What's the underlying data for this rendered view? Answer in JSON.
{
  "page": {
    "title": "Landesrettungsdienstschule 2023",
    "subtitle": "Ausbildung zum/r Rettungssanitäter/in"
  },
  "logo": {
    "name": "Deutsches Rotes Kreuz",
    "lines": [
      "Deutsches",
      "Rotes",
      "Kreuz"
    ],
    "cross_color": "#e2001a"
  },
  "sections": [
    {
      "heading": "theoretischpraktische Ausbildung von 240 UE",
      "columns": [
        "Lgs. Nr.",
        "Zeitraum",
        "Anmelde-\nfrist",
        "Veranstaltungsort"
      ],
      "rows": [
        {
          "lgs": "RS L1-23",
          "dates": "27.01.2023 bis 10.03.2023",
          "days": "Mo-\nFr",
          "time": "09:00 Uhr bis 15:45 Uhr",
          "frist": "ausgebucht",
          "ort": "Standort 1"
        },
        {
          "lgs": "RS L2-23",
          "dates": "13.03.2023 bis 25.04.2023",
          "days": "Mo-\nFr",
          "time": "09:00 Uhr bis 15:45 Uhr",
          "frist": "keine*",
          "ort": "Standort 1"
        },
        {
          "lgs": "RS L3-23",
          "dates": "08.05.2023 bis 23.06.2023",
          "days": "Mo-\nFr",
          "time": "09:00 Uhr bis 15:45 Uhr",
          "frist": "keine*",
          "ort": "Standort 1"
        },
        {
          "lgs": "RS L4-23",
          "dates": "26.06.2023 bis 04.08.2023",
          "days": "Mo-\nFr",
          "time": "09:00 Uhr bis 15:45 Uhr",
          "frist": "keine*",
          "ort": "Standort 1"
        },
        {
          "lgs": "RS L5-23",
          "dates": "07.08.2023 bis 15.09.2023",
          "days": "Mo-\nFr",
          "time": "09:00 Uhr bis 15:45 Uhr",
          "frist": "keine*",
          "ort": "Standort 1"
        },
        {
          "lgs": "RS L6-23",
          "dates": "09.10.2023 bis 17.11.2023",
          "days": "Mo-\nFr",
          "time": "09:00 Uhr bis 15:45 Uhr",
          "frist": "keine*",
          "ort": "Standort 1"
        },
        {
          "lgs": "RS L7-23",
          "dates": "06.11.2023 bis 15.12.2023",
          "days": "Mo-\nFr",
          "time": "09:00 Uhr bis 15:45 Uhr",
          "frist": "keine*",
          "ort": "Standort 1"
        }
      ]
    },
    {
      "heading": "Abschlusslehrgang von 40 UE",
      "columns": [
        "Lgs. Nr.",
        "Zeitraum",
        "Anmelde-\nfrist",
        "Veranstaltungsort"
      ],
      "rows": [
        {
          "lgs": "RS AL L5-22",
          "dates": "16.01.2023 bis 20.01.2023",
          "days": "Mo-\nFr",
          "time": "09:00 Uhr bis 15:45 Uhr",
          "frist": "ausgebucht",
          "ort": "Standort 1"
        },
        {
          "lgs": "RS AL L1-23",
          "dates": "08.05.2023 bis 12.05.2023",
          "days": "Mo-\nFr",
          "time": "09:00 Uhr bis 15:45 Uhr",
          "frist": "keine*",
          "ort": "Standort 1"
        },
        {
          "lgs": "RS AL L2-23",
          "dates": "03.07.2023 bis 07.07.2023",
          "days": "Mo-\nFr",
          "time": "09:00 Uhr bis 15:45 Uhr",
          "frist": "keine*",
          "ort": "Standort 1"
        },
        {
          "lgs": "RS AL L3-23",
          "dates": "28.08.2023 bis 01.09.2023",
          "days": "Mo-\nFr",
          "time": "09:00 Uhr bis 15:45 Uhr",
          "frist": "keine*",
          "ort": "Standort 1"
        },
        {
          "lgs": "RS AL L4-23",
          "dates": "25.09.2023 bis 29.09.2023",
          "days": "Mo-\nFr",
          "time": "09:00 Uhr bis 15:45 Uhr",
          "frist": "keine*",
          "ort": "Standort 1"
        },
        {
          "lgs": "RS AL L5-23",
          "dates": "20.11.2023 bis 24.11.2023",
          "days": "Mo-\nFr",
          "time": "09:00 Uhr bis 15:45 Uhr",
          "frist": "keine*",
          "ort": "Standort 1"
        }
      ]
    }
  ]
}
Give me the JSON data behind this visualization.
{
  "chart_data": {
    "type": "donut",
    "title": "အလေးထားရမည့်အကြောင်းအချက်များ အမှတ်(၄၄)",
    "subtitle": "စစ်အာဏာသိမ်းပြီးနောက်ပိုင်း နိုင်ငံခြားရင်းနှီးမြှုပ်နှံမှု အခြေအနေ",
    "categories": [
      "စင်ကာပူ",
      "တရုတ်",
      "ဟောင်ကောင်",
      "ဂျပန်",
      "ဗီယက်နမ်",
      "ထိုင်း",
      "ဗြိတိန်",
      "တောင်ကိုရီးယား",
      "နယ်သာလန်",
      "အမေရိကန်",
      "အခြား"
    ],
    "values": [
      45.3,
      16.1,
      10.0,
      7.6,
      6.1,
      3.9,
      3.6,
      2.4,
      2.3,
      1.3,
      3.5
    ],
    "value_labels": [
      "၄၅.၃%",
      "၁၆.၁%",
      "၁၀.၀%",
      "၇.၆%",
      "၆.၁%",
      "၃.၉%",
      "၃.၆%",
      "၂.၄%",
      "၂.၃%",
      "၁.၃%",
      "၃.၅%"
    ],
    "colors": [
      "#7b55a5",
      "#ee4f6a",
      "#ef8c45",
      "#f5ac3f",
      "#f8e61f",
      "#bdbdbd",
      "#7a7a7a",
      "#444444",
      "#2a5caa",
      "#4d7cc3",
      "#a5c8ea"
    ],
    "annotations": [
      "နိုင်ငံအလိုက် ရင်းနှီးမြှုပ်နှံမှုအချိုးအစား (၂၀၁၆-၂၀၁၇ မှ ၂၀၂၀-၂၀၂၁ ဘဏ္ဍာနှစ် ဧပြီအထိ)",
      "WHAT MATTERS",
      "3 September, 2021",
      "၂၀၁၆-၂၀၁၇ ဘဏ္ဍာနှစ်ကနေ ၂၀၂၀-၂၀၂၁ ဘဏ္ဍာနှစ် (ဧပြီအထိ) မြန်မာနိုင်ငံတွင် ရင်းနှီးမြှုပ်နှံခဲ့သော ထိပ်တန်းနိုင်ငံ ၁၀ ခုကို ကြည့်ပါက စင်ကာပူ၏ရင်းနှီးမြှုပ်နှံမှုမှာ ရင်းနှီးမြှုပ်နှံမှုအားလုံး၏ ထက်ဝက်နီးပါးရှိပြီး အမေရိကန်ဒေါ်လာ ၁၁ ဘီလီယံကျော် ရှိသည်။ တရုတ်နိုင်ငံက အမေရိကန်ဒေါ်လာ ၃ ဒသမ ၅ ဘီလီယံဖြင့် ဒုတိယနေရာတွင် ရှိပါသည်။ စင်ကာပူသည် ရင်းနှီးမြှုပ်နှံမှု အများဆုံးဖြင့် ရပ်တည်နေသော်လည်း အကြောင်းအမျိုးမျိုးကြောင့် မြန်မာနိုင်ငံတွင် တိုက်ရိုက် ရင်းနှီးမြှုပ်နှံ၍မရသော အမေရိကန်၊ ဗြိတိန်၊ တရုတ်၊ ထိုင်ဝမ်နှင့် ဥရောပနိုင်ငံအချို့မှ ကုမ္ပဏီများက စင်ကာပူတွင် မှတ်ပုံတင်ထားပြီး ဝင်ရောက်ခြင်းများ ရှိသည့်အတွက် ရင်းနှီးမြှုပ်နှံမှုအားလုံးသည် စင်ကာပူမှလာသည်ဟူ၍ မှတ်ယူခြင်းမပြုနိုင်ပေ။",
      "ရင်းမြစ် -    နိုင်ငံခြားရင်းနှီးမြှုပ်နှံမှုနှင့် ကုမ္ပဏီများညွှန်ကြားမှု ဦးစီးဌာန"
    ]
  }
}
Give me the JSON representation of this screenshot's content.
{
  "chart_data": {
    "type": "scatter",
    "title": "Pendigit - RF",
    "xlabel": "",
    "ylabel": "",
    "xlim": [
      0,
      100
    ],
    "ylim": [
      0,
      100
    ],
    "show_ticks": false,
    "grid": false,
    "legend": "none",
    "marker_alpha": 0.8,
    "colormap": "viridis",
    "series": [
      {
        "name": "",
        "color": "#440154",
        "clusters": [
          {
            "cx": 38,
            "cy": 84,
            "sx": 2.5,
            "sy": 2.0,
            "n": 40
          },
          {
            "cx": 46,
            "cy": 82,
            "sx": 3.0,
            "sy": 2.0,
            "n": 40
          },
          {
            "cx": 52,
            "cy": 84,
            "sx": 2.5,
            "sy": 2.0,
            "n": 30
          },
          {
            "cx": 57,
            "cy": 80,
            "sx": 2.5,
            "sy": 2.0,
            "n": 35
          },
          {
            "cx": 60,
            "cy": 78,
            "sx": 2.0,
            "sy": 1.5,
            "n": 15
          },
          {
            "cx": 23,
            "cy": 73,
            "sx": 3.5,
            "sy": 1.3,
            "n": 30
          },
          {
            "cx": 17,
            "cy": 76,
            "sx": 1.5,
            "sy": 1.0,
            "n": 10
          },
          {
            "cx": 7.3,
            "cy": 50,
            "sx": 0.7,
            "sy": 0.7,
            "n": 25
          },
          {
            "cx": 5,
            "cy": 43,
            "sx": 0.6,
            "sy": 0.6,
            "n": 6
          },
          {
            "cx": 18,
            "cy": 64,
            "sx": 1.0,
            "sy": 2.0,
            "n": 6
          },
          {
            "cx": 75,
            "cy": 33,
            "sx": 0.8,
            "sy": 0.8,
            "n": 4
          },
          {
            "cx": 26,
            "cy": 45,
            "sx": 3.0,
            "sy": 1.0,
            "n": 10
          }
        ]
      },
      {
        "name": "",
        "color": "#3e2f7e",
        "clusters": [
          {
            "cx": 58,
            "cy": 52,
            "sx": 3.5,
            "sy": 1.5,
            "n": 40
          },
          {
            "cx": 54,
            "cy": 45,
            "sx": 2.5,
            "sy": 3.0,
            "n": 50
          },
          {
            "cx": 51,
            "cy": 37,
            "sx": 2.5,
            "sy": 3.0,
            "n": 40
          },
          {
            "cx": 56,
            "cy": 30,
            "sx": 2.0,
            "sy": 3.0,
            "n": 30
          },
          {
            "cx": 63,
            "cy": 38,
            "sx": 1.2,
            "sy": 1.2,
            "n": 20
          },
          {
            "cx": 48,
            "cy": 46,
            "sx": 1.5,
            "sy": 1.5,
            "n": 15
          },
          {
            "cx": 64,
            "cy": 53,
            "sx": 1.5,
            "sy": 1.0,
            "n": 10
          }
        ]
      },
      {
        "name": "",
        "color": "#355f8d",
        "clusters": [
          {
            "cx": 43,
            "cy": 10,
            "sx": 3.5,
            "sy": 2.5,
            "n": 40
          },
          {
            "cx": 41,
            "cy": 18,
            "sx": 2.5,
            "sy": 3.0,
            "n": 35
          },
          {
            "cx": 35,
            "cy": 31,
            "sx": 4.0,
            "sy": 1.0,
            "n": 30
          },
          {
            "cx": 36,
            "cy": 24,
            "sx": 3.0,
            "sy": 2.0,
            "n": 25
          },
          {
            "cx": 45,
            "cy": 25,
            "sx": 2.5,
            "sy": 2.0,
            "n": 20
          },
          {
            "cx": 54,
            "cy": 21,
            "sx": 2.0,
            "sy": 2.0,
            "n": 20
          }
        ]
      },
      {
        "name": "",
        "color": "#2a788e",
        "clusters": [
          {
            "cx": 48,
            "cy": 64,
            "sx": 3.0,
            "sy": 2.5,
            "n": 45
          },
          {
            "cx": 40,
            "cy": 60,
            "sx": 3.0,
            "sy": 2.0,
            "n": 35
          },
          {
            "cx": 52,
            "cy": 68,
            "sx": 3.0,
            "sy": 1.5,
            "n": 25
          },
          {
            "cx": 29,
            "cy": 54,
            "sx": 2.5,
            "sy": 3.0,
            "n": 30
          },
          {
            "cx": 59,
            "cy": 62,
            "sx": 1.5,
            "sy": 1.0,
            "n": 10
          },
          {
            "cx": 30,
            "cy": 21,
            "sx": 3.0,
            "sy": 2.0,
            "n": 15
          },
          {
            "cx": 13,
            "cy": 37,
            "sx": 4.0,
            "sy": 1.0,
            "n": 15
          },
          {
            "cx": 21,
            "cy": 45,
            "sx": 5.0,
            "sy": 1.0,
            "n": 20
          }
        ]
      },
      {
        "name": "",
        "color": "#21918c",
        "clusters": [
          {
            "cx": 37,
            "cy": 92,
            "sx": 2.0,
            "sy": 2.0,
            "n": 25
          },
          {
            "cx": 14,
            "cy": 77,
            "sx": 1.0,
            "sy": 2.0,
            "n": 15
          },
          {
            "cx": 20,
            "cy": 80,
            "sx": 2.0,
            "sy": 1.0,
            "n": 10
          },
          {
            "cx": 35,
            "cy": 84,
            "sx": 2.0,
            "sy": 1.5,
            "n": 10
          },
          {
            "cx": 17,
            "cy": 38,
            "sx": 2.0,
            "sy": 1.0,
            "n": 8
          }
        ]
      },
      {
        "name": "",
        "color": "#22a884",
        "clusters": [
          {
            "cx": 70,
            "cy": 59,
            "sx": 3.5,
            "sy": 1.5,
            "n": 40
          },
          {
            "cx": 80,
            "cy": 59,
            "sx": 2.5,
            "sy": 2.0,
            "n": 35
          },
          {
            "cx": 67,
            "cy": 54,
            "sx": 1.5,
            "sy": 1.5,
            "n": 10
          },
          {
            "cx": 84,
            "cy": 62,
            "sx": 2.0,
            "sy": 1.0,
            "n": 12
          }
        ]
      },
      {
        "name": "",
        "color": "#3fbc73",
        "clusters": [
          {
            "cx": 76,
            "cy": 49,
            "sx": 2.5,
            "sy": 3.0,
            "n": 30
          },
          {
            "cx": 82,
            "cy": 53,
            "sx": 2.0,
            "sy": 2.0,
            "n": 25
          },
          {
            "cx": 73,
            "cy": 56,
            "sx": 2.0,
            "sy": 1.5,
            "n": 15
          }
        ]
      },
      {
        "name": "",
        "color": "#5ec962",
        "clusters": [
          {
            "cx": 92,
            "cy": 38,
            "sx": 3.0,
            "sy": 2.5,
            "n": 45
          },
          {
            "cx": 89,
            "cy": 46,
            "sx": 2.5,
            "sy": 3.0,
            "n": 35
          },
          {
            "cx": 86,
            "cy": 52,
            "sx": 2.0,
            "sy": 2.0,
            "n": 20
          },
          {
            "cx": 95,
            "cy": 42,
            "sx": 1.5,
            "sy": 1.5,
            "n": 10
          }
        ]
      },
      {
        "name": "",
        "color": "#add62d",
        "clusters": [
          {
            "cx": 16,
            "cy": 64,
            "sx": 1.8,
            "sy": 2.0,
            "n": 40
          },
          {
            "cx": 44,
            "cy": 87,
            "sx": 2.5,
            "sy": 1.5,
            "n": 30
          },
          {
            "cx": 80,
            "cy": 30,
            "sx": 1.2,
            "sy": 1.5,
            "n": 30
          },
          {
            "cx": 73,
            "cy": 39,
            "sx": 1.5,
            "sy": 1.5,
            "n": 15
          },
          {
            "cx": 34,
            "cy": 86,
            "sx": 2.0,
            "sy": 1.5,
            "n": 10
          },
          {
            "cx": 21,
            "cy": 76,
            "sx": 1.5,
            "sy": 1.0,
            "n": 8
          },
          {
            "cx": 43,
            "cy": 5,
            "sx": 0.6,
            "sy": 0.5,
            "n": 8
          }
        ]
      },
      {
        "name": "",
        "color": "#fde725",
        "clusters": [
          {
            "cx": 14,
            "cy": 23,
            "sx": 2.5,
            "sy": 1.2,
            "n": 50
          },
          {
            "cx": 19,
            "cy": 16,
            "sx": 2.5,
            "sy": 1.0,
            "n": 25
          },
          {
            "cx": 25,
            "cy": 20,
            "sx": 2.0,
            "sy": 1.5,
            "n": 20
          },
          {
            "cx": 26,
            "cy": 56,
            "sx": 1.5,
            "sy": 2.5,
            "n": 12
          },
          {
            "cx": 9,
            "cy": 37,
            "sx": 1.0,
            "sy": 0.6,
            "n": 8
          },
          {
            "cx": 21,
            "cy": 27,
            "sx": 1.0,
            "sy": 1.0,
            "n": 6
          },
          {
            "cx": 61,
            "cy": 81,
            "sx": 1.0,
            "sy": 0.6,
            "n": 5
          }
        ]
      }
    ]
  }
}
------------------------------------------------------------
• DIRECTIONS:
Looking at the data above, show all lines where the word "subtitle" occurs.

• SOLUTION TO THE PROBLEM:
    "subtitle": "Ausbildung zum/r Rettungssanitäter/in"
    "subtitle": "စစ်အာဏာသိမ်းပြီးနောက်ပိုင်း နိုင်ငံခြားရင်းနှီးမြှုပ်နှံမှု အခြေအနေ",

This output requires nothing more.